• [Text]
>>>

On Wed, 23 Dec 2015 12:05:32 +0100, I wrote:
> Ping.
> 
> On Wed, 16 Dec 2015 13:30:21 +0100, I wrote:
> > On Mon, 14 Dec 2015 19:47:36 +0300, Ilya Verbin <iverbin@gmail.com> wrote:
> > > On Fri, Dec 11, 2015 at 18:27:13 +0100, Jakub Jelinek wrote:
> > > > On Tue, Dec 08, 2015 at 05:45:59PM +0300, Ilya Verbin wrote:
> > > > > +/* This function finalizes all initialized devices.  */
> > > > > +
> > > > > +static void
> > > > > +gomp_target_fini (void)
> > > > > +{
> > > > > +  [...]
> > > > 
> > > > The question is what will this do if there are async target tasks still
> > > > running on some of the devices at this point (forgotten #pragma omp taskwait
> > > > or similar if target nowait regions are started outside of parallel region,
> > > > or exit inside of parallel, etc.  But perhaps it can be handled incrementally.
> > > > Also there is the question that the 
> > > > So I think the patch is ok with the above mentioned changes.
> > > 
> > > Here is what I've committed to trunk.
> > 
> > > --- a/libgomp/libgomp.h
> > > +++ b/libgomp/libgomp.h
> > > @@ -888,6 +888,14 @@ typedef struct acc_dispatch_t
> > >    } cuda;
> > >  } acc_dispatch_t;
> > >  
> > > +/* Various state of the accelerator device.  */
> > > +enum gomp_device_state
> > > +{
> > > +  GOMP_DEVICE_UNINITIALIZED,
> > > +  GOMP_DEVICE_INITIALIZED,
> > > +  GOMP_DEVICE_FINALIZED
> > > +};
> > > +
> > >  /* This structure describes accelerator device.

<<<

• [Dataset content]
>>>

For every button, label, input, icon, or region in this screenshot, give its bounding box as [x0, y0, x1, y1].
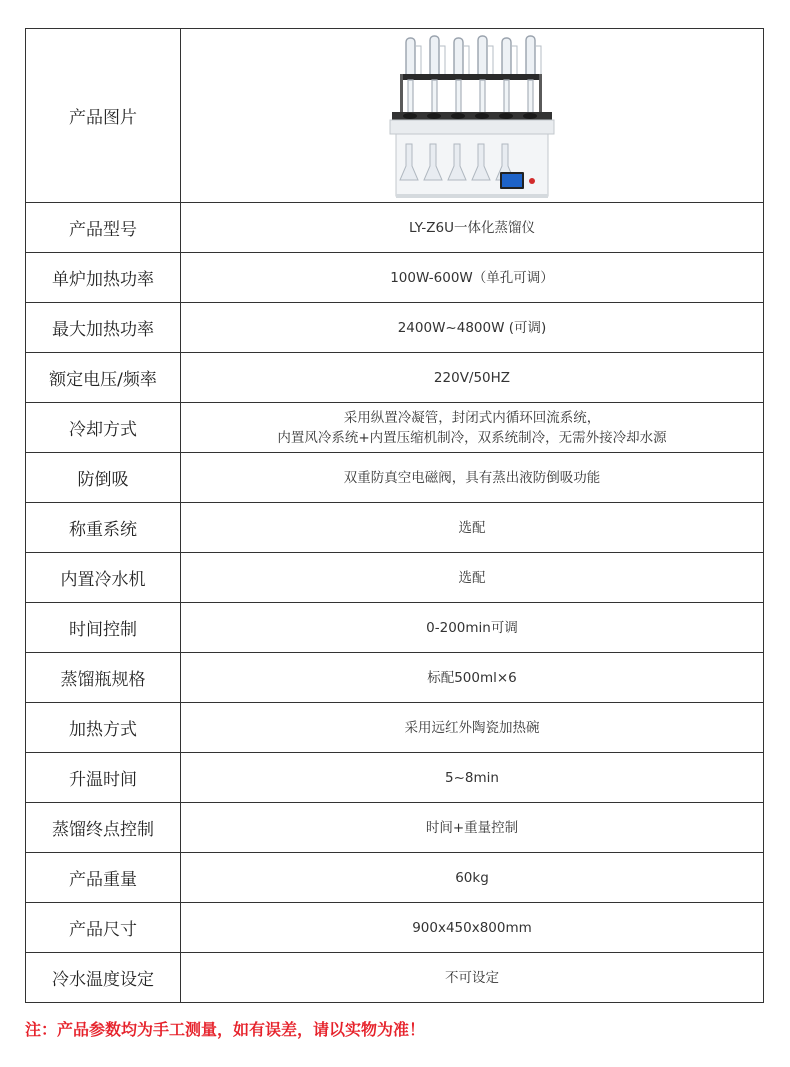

<<<

• [Exercise objective] Reproduce the libgomp patch thread above in full, keeping every character and line unchanged.

• [Solution to the problem]
On Wed, 23 Dec 2015 12:05:32 +0100, I wrote:
> Ping.
> 
> On Wed, 16 Dec 2015 13:30:21 +0100, I wrote:
> > On Mon, 14 Dec 2015 19:47:36 +0300, Ilya Verbin <iverbin@gmail.com> wrote:
> > > On Fri, Dec 11, 2015 at 18:27:13 +0100, Jakub Jelinek wrote:
> > > > On Tue, Dec 08, 2015 at 05:45:59PM +0300, Ilya Verbin wrote:
> > > > > +/* This function finalizes all initialized devices.  */
> > > > > +
> > > > > +static void
> > > > > +gomp_target_fini (void)
> > > > > +{
> > > > > +  [...]
> > > > 
> > > > The question is what will this do if there are async target tasks still
> > > > running on some of the devices at this point (forgotten #pragma omp taskwait
> > > > or similar if target nowait regions are started outside of parallel region,
> > > > or exit inside of parallel, etc.  But perhaps it can be handled incrementally.
> > > > Also there is the question that the 
> > > > So I think the patch is ok with the above mentioned changes.
> > > 
> > > Here is what I've committed to trunk.
> > 
> > > --- a/libgomp/libgomp.h
> > > +++ b/libgomp/libgomp.h
> > > @@ -888,6 +888,14 @@ typedef struct acc_dispatch_t
> > >    } cuda;
> > >  } acc_dispatch_t;
> > >  
> > > +/* Various state of the accelerator device.  */
> > > +enum gomp_device_state
> > > +{
> > > +  GOMP_DEVICE_UNINITIALIZED,
> > > +  GOMP_DEVICE_INITIALIZED,
> > > +  GOMP_DEVICE_FINALIZED
> > > +};
> > > +
> > >  /* This structure describes accelerator device.